=== WHAT THE TASK REQUIRES ===
Reproduce the stretch from the start of the material through the line containing "- axes: [7, 91, 1718, 1030]", replacing "data-point-marker" with "marker" and keeping every other character unchanged.

-- START --

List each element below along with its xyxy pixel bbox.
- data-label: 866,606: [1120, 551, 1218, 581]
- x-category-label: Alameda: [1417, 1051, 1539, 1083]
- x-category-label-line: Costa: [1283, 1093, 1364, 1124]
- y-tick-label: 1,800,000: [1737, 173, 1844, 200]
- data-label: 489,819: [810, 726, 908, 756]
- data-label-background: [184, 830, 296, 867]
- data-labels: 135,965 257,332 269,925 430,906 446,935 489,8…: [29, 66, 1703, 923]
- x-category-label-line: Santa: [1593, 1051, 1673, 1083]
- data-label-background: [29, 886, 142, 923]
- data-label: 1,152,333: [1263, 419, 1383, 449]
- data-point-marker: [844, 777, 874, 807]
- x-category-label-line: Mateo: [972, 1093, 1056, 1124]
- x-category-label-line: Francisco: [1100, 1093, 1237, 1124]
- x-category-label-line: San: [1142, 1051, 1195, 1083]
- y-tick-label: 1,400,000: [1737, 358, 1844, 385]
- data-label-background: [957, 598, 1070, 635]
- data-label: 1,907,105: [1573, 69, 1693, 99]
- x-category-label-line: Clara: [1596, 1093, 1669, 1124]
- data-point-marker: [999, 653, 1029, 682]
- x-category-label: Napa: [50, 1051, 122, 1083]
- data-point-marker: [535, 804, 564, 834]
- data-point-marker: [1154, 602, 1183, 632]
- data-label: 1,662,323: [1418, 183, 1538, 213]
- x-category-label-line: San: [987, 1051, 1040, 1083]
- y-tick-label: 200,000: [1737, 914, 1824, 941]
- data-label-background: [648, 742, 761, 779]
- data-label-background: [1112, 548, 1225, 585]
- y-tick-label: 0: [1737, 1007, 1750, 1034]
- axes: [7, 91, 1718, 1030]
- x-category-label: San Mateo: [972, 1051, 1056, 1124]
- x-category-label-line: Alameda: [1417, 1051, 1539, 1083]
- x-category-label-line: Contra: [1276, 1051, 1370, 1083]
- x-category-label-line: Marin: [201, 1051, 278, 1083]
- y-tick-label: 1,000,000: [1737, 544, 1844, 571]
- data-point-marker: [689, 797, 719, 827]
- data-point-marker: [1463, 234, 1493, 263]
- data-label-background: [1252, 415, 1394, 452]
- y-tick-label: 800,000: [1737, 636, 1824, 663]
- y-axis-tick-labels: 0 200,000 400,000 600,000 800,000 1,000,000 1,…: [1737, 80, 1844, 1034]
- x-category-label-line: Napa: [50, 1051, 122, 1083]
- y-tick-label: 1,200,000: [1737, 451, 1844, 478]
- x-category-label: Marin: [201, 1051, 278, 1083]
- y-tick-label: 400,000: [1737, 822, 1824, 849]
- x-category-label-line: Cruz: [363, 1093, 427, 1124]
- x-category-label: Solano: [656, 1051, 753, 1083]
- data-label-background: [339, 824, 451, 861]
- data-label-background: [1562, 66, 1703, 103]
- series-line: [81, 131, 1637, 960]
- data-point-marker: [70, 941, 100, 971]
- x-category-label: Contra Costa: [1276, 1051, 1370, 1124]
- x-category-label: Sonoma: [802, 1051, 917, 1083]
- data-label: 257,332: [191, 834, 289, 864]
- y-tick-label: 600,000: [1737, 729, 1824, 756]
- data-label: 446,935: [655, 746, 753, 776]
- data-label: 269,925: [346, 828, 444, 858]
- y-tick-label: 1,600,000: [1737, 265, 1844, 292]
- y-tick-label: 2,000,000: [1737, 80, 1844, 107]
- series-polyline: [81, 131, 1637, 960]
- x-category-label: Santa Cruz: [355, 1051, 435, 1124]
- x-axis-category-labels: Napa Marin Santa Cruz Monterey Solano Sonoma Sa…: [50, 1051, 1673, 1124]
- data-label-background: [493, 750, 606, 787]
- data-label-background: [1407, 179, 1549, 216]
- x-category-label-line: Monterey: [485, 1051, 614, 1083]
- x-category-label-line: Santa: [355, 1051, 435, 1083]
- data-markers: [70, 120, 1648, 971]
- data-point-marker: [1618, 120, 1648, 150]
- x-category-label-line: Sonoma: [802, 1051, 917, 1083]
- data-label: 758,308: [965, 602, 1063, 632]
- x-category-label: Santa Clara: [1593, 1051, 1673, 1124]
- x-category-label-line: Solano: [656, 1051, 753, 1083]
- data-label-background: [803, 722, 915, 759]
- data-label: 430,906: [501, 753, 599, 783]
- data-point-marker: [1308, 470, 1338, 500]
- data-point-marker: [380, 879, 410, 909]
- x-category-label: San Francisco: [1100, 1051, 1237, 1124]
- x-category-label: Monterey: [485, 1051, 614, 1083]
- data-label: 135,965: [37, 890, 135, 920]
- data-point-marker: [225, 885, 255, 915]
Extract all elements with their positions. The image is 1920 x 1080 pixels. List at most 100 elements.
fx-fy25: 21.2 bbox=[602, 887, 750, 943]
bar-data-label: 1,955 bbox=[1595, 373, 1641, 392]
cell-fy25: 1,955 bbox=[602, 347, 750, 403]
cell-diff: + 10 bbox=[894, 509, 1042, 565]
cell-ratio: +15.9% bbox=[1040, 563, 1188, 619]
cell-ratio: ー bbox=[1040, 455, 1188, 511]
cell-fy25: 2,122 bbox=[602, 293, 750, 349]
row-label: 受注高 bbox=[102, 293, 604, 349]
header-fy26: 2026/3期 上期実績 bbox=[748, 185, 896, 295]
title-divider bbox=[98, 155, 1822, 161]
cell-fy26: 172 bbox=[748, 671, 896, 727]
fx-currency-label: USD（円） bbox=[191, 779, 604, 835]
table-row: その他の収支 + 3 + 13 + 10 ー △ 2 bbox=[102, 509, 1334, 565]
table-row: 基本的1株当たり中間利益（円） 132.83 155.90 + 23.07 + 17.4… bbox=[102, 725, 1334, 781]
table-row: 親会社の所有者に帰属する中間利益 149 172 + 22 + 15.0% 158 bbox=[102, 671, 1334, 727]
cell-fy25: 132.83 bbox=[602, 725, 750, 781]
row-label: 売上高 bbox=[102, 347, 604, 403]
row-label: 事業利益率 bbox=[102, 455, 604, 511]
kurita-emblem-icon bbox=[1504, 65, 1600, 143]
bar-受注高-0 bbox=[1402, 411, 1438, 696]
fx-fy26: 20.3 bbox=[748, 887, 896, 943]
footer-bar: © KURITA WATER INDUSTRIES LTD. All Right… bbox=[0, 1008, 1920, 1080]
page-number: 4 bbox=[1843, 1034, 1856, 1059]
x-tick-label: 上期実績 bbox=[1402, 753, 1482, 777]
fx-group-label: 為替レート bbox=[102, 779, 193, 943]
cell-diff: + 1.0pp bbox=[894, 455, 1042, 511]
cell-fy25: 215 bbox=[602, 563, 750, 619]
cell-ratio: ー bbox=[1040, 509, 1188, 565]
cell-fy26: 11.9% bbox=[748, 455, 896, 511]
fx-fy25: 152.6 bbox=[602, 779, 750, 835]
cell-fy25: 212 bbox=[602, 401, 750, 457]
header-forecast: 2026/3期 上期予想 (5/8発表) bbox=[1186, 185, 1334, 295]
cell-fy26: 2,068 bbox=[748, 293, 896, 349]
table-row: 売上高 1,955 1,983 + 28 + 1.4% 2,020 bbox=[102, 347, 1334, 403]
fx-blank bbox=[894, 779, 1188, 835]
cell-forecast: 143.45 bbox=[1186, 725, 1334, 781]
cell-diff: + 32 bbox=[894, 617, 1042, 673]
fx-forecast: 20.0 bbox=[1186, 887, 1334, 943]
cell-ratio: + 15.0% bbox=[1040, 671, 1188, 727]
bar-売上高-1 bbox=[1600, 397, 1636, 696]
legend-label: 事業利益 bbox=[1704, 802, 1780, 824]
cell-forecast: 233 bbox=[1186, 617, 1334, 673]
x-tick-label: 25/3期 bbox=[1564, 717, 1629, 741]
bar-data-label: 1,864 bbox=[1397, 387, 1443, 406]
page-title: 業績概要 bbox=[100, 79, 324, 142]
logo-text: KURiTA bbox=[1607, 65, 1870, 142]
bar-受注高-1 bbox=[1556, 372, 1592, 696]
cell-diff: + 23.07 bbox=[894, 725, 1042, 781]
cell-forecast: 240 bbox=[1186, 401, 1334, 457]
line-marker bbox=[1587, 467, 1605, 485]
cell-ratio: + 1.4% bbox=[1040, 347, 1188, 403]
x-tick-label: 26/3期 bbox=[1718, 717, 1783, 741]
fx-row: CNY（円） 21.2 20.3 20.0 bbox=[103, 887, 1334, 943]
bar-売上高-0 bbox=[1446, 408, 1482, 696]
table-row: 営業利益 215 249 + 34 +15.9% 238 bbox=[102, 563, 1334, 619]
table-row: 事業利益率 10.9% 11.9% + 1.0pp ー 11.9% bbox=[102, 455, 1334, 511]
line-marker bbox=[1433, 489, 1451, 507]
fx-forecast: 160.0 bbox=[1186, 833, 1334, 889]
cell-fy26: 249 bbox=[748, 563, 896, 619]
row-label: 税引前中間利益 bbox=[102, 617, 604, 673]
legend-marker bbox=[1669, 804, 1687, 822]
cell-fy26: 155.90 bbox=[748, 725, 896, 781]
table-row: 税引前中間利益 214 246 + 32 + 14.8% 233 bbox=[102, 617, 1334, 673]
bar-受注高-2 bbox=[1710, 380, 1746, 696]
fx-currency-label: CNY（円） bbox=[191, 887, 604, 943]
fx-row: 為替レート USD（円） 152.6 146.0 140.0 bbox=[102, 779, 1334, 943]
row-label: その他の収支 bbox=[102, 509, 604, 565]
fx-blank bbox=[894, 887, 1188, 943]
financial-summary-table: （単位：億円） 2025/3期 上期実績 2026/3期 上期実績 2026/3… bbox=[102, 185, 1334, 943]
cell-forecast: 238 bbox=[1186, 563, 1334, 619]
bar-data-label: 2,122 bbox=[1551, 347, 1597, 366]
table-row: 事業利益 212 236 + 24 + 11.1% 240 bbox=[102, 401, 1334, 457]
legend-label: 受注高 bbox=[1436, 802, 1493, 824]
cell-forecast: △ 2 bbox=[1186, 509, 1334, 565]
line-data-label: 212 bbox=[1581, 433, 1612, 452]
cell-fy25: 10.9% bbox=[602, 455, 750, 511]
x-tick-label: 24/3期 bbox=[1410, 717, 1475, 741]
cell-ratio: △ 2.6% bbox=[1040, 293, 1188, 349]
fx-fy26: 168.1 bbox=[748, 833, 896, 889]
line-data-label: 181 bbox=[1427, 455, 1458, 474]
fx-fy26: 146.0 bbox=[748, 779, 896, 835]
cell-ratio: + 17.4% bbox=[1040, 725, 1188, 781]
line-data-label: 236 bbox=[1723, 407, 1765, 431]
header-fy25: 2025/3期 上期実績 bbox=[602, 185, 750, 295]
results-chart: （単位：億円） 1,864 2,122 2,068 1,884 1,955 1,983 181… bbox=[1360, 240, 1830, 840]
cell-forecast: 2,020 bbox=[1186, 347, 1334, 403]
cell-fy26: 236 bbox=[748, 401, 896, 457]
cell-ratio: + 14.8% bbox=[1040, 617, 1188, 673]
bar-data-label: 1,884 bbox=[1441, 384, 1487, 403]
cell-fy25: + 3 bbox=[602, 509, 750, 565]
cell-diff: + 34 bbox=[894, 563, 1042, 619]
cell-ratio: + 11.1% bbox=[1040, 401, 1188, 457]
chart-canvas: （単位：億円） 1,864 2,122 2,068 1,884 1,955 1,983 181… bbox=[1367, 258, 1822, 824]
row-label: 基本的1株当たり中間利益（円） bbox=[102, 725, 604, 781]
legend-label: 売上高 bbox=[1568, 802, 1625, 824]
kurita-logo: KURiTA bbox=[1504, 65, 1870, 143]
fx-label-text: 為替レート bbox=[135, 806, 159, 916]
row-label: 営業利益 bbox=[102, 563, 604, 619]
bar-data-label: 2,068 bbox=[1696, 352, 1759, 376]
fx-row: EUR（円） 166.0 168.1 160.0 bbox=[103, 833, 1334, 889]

-- END --

=== EXPECTED ANSWER ===
List each element below along with its xyxy pixel bbox.
- data-label: 866,606: [1120, 551, 1218, 581]
- x-category-label: Alameda: [1417, 1051, 1539, 1083]
- x-category-label-line: Costa: [1283, 1093, 1364, 1124]
- y-tick-label: 1,800,000: [1737, 173, 1844, 200]
- data-label: 489,819: [810, 726, 908, 756]
- data-label-background: [184, 830, 296, 867]
- data-labels: 135,965 257,332 269,925 430,906 446,935 489,8…: [29, 66, 1703, 923]
- x-category-label-line: Santa: [1593, 1051, 1673, 1083]
- data-label-background: [29, 886, 142, 923]
- data-label: 1,152,333: [1263, 419, 1383, 449]
- marker: [844, 777, 874, 807]
- x-category-label-line: Mateo: [972, 1093, 1056, 1124]
- x-category-label-line: Francisco: [1100, 1093, 1237, 1124]
- x-category-label-line: San: [1142, 1051, 1195, 1083]
- y-tick-label: 1,400,000: [1737, 358, 1844, 385]
- data-label-background: [957, 598, 1070, 635]
- data-label: 1,907,105: [1573, 69, 1693, 99]
- x-category-label-line: Clara: [1596, 1093, 1669, 1124]
- marker: [999, 653, 1029, 682]
- x-category-label: Napa: [50, 1051, 122, 1083]
- marker: [535, 804, 564, 834]
- marker: [1154, 602, 1183, 632]
- data-label: 1,662,323: [1418, 183, 1538, 213]
- x-category-label-line: San: [987, 1051, 1040, 1083]
- y-tick-label: 200,000: [1737, 914, 1824, 941]
- data-label-background: [648, 742, 761, 779]
- data-label-background: [1112, 548, 1225, 585]
- y-tick-label: 0: [1737, 1007, 1750, 1034]
- axes: [7, 91, 1718, 1030]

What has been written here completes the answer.